Dataset records
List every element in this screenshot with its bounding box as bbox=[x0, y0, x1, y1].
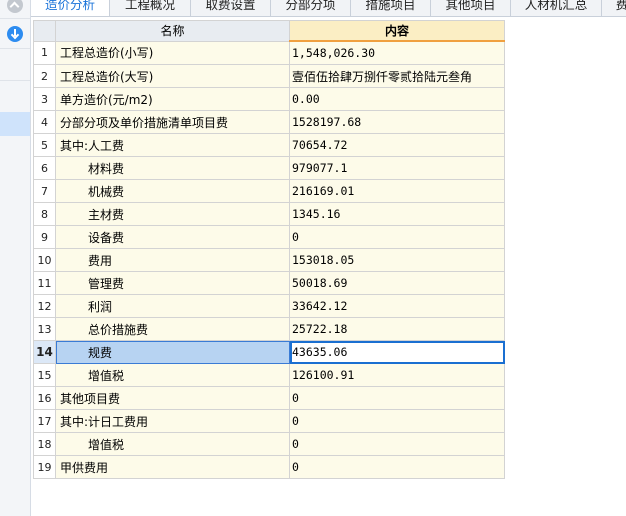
sidebar-divider bbox=[0, 80, 30, 81]
row-number[interactable]: 11 bbox=[33, 271, 56, 295]
name-cell[interactable]: 规费 bbox=[55, 340, 290, 364]
table-row[interactable]: 1 工程总造价(小写) 1,548,026.30 bbox=[33, 40, 505, 65]
row-number[interactable]: 9 bbox=[33, 225, 56, 249]
row-number[interactable]: 4 bbox=[33, 110, 56, 134]
table-row[interactable]: 3 单方造价(元/m2) 0.00 bbox=[33, 87, 505, 111]
content-cell[interactable]: 1,548,026.30 bbox=[289, 40, 505, 65]
content-cell[interactable]: 25722.18 bbox=[289, 317, 505, 341]
name-cell[interactable]: 甲供费用 bbox=[55, 455, 290, 479]
name-cell[interactable]: 材料费 bbox=[55, 156, 290, 180]
table-row[interactable]: 4 分部分项及单价措施清单项目费 1528197.68 bbox=[33, 110, 505, 134]
name-cell[interactable]: 工程总造价(大写) bbox=[55, 64, 290, 88]
content-cell[interactable]: 70654.72 bbox=[289, 133, 505, 157]
table-row[interactable]: 5 其中:人工费 70654.72 bbox=[33, 133, 505, 157]
row-number[interactable]: 8 bbox=[33, 202, 56, 226]
tab-fee-settings[interactable]: 取费设置 bbox=[191, 0, 271, 16]
content-cell[interactable]: 153018.05 bbox=[289, 248, 505, 272]
name-cell[interactable]: 其中:计日工费用 bbox=[55, 409, 290, 433]
row-number[interactable]: 1 bbox=[33, 40, 56, 65]
row-number[interactable]: 14 bbox=[33, 340, 56, 364]
tab-project-overview[interactable]: 工程概况 bbox=[110, 0, 191, 16]
table-row[interactable]: 13 总价措施费 25722.18 bbox=[33, 317, 505, 341]
name-cell[interactable]: 总价措施费 bbox=[55, 317, 290, 341]
left-sidebar bbox=[0, 0, 31, 516]
name-cell[interactable]: 其他项目费 bbox=[55, 386, 290, 410]
row-number[interactable]: 17 bbox=[33, 409, 56, 433]
name-cell[interactable]: 增值税 bbox=[55, 363, 290, 387]
download-icon[interactable] bbox=[7, 26, 23, 42]
name-cell[interactable]: 工程总造价(小写) bbox=[55, 40, 290, 65]
row-number[interactable]: 7 bbox=[33, 179, 56, 203]
table-row[interactable]: 6 材料费 979077.1 bbox=[33, 156, 505, 180]
row-number[interactable]: 12 bbox=[33, 294, 56, 318]
table-row[interactable]: 19 甲供费用 0 bbox=[33, 455, 505, 479]
table-row[interactable]: 14 规费 43635.06 bbox=[33, 340, 505, 364]
content-cell[interactable]: 1528197.68 bbox=[289, 110, 505, 134]
row-number[interactable]: 18 bbox=[33, 432, 56, 456]
name-cell[interactable]: 利润 bbox=[55, 294, 290, 318]
row-number[interactable]: 2 bbox=[33, 64, 56, 88]
table-row[interactable]: 15 增值税 126100.91 bbox=[33, 363, 505, 387]
content-cell[interactable]: 0 bbox=[289, 432, 505, 456]
content-cell[interactable]: 216169.01 bbox=[289, 179, 505, 203]
content-cell[interactable]: 0 bbox=[289, 225, 505, 249]
content-cell[interactable]: 50018.69 bbox=[289, 271, 505, 295]
tab-labor-material-summary[interactable]: 人材机汇总 bbox=[511, 0, 602, 16]
tab-cost-analysis[interactable]: 造价分析 bbox=[31, 0, 110, 16]
row-number[interactable]: 6 bbox=[33, 156, 56, 180]
tab-other-items[interactable]: 其他项目 bbox=[431, 0, 511, 16]
content-cell[interactable]: 0 bbox=[289, 455, 505, 479]
name-cell[interactable]: 其中:人工费 bbox=[55, 133, 290, 157]
content-cell[interactable]: 0 bbox=[289, 409, 505, 433]
table-row[interactable]: 9 设备费 0 bbox=[33, 225, 505, 249]
tab-bar: 造价分析 工程概况 取费设置 分部分项 措施项目 其他项目 人材机汇总 费 bbox=[31, 0, 626, 17]
name-cell[interactable]: 设备费 bbox=[55, 225, 290, 249]
tab-sub-items[interactable]: 分部分项 bbox=[271, 0, 351, 16]
table-row[interactable]: 17 其中:计日工费用 0 bbox=[33, 409, 505, 433]
name-cell[interactable]: 机械费 bbox=[55, 179, 290, 203]
table-row[interactable]: 10 费用 153018.05 bbox=[33, 248, 505, 272]
content-cell[interactable]: 126100.91 bbox=[289, 363, 505, 387]
name-cell[interactable]: 增值税 bbox=[55, 432, 290, 456]
content-cell[interactable]: 33642.12 bbox=[289, 294, 505, 318]
content-cell[interactable]: 1345.16 bbox=[289, 202, 505, 226]
row-number-header bbox=[33, 20, 56, 42]
row-number[interactable]: 10 bbox=[33, 248, 56, 272]
content-cell[interactable]: 43635.06 bbox=[289, 340, 505, 364]
row-number[interactable]: 5 bbox=[33, 133, 56, 157]
name-cell[interactable]: 分部分项及单价措施清单项目费 bbox=[55, 110, 290, 134]
name-cell[interactable]: 单方造价(元/m2) bbox=[55, 87, 290, 111]
name-column-header[interactable]: 名称 bbox=[55, 20, 290, 42]
content-cell[interactable]: 0 bbox=[289, 386, 505, 410]
sidebar-divider bbox=[0, 18, 30, 19]
content-cell[interactable]: 979077.1 bbox=[289, 156, 505, 180]
table-row[interactable]: 12 利润 33642.12 bbox=[33, 294, 505, 318]
name-cell[interactable]: 主材费 bbox=[55, 202, 290, 226]
row-number[interactable]: 13 bbox=[33, 317, 56, 341]
cost-analysis-table: 名称 内容 1 工程总造价(小写) 1,548,026.30 2 工程总造价(大写) 壹佰… bbox=[33, 20, 505, 479]
sidebar-item-active[interactable] bbox=[0, 112, 30, 136]
row-number[interactable]: 3 bbox=[33, 87, 56, 111]
row-number[interactable]: 15 bbox=[33, 363, 56, 387]
table-row[interactable]: 18 增值税 0 bbox=[33, 432, 505, 456]
table-row[interactable]: 11 管理费 50018.69 bbox=[33, 271, 505, 295]
content-column-header[interactable]: 内容 bbox=[289, 20, 505, 42]
sidebar-divider bbox=[0, 48, 30, 49]
row-number[interactable]: 19 bbox=[33, 455, 56, 479]
tab-fees-truncated[interactable]: 费 bbox=[602, 0, 626, 16]
tab-measure-items[interactable]: 措施项目 bbox=[351, 0, 431, 16]
table-row[interactable]: 8 主材费 1345.16 bbox=[33, 202, 505, 226]
table-row[interactable]: 7 机械费 216169.01 bbox=[33, 179, 505, 203]
table-row[interactable]: 2 工程总造价(大写) 壹佰伍拾肆万捌仟零贰拾陆元叁角 bbox=[33, 64, 505, 88]
name-cell[interactable]: 费用 bbox=[55, 248, 290, 272]
collapse-up-icon[interactable] bbox=[7, 0, 23, 13]
content-cell[interactable]: 壹佰伍拾肆万捌仟零贰拾陆元叁角 bbox=[289, 64, 505, 88]
content-cell[interactable]: 0.00 bbox=[289, 87, 505, 111]
table-row[interactable]: 16 其他项目费 0 bbox=[33, 386, 505, 410]
name-cell[interactable]: 管理费 bbox=[55, 271, 290, 295]
row-number[interactable]: 16 bbox=[33, 386, 56, 410]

**THE TASK:**
From the dataset records above, pull out every line that contains the string "items", matching case exactly, and copy each one unchanged.

**WORKED SOLUTION:**
tab-other-items[interactable]: 其他项目 bbox=[431, 0, 511, 16]
tab-sub-items[interactable]: 分部分项 bbox=[271, 0, 351, 16]
tab-measure-items[interactable]: 措施项目 bbox=[351, 0, 431, 16]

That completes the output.